Given entries
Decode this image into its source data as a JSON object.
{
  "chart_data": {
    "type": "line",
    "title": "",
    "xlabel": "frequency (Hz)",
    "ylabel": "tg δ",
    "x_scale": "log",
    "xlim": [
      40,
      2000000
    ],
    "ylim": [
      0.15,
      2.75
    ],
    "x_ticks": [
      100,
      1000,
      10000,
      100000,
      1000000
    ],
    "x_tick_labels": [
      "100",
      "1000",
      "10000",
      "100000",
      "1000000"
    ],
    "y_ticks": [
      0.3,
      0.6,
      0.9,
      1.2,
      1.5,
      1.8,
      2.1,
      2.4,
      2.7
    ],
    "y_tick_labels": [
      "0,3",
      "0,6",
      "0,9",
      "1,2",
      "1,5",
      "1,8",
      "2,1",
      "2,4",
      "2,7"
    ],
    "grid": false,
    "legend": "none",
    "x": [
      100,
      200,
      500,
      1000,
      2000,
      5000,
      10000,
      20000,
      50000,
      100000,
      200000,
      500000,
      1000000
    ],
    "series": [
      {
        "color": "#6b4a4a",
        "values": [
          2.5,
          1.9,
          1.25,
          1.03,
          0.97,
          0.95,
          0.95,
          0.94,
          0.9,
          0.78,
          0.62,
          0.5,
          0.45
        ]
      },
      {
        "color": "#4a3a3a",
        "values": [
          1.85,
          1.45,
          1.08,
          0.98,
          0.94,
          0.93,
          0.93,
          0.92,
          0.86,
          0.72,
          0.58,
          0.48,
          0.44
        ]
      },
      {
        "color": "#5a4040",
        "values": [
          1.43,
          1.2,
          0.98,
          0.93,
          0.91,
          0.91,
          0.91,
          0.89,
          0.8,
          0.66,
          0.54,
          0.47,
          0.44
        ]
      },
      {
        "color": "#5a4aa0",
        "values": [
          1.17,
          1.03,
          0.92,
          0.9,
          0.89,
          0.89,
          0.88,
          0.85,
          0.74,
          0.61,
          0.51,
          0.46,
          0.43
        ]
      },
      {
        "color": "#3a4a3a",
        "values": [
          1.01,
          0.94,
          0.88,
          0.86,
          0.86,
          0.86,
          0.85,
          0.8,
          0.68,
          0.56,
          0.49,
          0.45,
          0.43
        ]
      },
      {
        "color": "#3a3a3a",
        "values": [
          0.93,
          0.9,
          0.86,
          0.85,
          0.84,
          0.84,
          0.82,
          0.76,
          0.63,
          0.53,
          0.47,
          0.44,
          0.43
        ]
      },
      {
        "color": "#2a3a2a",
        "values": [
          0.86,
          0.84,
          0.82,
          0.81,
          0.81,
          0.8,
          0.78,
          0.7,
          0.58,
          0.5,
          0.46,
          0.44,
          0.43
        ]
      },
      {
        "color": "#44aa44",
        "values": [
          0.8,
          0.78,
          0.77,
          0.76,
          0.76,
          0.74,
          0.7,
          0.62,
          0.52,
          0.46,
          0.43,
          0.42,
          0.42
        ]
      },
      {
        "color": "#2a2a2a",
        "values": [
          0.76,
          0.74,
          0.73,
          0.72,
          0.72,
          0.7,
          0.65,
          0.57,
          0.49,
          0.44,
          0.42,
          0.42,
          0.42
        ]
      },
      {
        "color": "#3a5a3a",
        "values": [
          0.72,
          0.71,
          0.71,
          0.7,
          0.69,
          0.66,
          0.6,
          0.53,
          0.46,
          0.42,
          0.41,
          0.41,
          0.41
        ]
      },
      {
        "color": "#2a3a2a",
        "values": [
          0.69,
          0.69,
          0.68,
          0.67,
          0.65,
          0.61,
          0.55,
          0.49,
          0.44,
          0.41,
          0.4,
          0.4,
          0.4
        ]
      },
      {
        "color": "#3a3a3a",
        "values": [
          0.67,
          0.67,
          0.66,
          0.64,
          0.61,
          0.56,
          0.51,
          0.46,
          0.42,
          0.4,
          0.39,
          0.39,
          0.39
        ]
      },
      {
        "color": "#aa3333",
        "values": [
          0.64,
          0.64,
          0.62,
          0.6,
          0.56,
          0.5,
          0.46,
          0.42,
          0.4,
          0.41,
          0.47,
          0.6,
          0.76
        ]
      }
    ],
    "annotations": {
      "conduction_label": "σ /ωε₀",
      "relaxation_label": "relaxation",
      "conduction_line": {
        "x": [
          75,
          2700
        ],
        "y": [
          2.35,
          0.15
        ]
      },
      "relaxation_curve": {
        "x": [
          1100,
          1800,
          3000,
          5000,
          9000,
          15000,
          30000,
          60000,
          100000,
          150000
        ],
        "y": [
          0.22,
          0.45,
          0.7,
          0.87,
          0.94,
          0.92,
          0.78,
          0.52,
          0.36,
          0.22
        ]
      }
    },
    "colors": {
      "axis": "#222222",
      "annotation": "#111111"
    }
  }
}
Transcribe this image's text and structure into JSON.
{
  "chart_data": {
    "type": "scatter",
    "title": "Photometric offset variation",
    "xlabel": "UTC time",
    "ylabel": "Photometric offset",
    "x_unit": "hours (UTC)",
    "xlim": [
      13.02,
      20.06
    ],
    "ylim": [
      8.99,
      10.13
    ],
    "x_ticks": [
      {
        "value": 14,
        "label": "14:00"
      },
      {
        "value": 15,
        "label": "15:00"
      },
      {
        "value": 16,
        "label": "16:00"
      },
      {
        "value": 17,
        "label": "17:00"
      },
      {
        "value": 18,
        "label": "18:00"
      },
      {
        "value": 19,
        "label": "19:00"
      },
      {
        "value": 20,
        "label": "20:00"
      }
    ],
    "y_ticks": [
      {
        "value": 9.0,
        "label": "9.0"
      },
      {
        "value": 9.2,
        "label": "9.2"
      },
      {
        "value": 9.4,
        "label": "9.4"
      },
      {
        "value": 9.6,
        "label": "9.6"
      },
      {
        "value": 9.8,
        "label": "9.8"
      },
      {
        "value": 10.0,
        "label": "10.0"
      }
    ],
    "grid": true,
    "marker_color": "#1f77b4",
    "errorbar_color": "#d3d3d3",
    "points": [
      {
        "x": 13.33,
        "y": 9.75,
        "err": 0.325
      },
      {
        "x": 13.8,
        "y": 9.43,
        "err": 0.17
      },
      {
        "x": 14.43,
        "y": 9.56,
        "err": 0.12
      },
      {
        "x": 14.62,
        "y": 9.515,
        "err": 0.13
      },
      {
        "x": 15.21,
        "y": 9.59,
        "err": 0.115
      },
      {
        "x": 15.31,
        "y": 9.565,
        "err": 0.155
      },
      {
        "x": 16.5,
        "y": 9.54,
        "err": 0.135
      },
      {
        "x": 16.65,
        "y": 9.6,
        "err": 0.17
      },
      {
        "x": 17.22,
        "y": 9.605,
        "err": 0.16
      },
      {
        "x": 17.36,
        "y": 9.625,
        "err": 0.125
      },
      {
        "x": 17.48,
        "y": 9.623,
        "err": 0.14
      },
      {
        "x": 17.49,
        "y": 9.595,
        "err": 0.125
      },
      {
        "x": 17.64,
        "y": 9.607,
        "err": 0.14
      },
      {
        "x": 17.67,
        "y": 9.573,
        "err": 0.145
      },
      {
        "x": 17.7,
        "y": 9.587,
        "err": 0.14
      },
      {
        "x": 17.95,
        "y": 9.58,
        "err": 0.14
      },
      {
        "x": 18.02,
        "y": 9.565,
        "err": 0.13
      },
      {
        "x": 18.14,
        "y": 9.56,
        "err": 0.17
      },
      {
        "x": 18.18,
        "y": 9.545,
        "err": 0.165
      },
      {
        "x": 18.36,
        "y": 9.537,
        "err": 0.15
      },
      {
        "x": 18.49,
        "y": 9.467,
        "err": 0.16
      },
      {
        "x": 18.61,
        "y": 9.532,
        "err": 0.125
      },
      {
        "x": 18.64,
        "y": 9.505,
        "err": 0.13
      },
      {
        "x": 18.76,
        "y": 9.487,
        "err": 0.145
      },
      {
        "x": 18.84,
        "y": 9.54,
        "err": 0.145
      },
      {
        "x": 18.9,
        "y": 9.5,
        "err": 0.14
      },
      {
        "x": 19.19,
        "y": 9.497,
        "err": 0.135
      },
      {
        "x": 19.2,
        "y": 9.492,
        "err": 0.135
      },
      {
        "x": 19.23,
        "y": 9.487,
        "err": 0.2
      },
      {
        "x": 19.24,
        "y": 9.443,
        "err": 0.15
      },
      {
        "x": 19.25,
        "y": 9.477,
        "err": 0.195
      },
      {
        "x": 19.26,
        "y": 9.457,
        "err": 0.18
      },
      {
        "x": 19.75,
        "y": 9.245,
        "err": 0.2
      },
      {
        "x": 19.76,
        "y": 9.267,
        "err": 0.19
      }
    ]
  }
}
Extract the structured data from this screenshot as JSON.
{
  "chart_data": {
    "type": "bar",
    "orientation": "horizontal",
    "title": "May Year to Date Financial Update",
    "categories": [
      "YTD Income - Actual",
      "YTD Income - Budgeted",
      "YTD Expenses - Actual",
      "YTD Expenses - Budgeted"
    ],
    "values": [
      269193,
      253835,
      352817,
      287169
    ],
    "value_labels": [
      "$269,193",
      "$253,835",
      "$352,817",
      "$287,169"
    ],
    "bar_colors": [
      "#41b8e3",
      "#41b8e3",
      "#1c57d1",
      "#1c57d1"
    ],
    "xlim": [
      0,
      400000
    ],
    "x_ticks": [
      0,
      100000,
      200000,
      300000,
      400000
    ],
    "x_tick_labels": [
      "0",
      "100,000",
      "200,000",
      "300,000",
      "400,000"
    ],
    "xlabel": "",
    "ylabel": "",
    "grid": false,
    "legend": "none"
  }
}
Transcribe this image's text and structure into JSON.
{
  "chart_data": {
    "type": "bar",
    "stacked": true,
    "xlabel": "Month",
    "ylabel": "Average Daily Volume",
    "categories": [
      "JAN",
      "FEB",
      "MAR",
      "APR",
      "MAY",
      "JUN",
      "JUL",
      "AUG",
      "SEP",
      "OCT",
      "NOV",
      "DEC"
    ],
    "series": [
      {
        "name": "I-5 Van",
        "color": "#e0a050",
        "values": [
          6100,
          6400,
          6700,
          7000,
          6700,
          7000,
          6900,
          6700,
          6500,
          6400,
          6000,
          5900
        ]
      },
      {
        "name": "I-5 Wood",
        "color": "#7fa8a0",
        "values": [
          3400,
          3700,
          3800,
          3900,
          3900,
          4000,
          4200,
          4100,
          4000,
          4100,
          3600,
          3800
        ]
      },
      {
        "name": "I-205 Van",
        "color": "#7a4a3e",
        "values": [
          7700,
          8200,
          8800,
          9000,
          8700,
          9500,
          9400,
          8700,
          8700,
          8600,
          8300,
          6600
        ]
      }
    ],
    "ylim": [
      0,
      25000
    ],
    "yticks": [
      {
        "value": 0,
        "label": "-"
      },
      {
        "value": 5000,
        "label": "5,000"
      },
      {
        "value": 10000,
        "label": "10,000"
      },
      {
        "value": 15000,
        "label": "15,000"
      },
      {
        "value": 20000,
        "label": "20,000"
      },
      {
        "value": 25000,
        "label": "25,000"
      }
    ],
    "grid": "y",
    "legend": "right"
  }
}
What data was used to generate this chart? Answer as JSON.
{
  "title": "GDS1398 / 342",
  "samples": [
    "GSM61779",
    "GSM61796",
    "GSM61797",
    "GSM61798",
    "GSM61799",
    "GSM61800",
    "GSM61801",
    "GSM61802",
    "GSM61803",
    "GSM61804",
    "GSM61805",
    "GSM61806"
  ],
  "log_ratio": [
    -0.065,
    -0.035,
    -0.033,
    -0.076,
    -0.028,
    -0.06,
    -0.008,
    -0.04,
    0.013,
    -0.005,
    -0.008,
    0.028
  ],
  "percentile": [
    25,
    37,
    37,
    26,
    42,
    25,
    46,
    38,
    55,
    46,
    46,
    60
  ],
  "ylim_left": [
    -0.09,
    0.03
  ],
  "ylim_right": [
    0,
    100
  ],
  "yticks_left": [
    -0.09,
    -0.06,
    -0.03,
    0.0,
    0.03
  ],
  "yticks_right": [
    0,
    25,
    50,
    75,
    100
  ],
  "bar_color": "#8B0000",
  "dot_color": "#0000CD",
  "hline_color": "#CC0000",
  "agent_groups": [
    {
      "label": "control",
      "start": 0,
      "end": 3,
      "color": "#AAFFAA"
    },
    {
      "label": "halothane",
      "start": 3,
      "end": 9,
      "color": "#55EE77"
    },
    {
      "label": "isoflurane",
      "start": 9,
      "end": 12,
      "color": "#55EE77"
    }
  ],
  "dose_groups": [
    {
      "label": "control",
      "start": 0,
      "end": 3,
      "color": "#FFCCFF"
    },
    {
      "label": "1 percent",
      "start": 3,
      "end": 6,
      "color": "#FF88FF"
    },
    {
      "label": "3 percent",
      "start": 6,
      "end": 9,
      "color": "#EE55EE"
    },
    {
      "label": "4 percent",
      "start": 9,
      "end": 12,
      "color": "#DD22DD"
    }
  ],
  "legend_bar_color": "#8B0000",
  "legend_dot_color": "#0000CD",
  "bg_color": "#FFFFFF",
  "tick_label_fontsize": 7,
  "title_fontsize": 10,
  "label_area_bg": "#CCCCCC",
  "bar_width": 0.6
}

Set task
Which lines in the listing above hold the word "grid"? Show each of them.

Written solution
    "grid": false,
    "grid": true,
    "grid": false,
    "grid": "y",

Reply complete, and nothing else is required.